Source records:
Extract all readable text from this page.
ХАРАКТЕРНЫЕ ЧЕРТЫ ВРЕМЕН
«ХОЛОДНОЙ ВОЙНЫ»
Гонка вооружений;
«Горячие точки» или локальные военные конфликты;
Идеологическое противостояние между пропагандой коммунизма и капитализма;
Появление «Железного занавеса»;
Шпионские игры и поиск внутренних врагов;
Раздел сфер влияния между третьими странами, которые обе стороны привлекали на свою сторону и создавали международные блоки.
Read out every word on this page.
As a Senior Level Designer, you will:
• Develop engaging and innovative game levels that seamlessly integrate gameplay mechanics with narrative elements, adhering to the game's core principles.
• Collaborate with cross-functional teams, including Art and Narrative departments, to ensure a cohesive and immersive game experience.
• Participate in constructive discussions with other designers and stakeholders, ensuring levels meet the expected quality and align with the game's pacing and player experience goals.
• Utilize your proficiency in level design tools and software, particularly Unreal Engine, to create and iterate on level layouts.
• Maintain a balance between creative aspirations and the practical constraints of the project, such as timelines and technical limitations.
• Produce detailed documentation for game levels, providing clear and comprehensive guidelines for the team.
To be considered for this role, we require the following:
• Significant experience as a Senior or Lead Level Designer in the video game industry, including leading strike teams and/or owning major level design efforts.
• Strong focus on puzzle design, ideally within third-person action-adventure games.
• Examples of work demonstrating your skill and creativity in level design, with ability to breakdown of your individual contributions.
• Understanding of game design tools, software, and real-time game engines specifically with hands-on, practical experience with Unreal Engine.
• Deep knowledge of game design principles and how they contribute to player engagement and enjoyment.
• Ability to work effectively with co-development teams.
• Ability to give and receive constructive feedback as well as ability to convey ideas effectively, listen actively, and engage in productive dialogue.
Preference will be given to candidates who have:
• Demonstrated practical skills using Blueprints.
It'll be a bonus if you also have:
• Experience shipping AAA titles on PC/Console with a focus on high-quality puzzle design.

### WHAT YOU ARE ASKED TO DO
From the line that contains "Read out every word on this page." down to the last line of the listing above, repeat each line exactly, and include nothing else.

### PROBLEM SOLUTION
Read out every word on this page.
As a Senior Level Designer, you will:
• Develop engaging and innovative game levels that seamlessly integrate gameplay mechanics with narrative elements, adhering to the game's core principles.
• Collaborate with cross-functional teams, including Art and Narrative departments, to ensure a cohesive and immersive game experience.
• Participate in constructive discussions with other designers and stakeholders, ensuring levels meet the expected quality and align with the game's pacing and player experience goals.
• Utilize your proficiency in level design tools and software, particularly Unreal Engine, to create and iterate on level layouts.
• Maintain a balance between creative aspirations and the practical constraints of the project, such as timelines and technical limitations.
• Produce detailed documentation for game levels, providing clear and comprehensive guidelines for the team.
To be considered for this role, we require the following:
• Significant experience as a Senior or Lead Level Designer in the video game industry, including leading strike teams and/or owning major level design efforts.
• Strong focus on puzzle design, ideally within third-person action-adventure games.
• Examples of work demonstrating your skill and creativity in level design, with ability to breakdown of your individual contributions.
• Understanding of game design tools, software, and real-time game engines specifically with hands-on, practical experience with Unreal Engine.
• Deep knowledge of game design principles and how they contribute to player engagement and enjoyment.
• Ability to work effectively with co-development teams.
• Ability to give and receive constructive feedback as well as ability to convey ideas effectively, listen actively, and engage in productive dialogue.
Preference will be given to candidates who have:
• Demonstrated practical skills using Blueprints.
It'll be a bonus if you also have:
• Experience shipping AAA titles on PC/Console with a focus on high-quality puzzle design.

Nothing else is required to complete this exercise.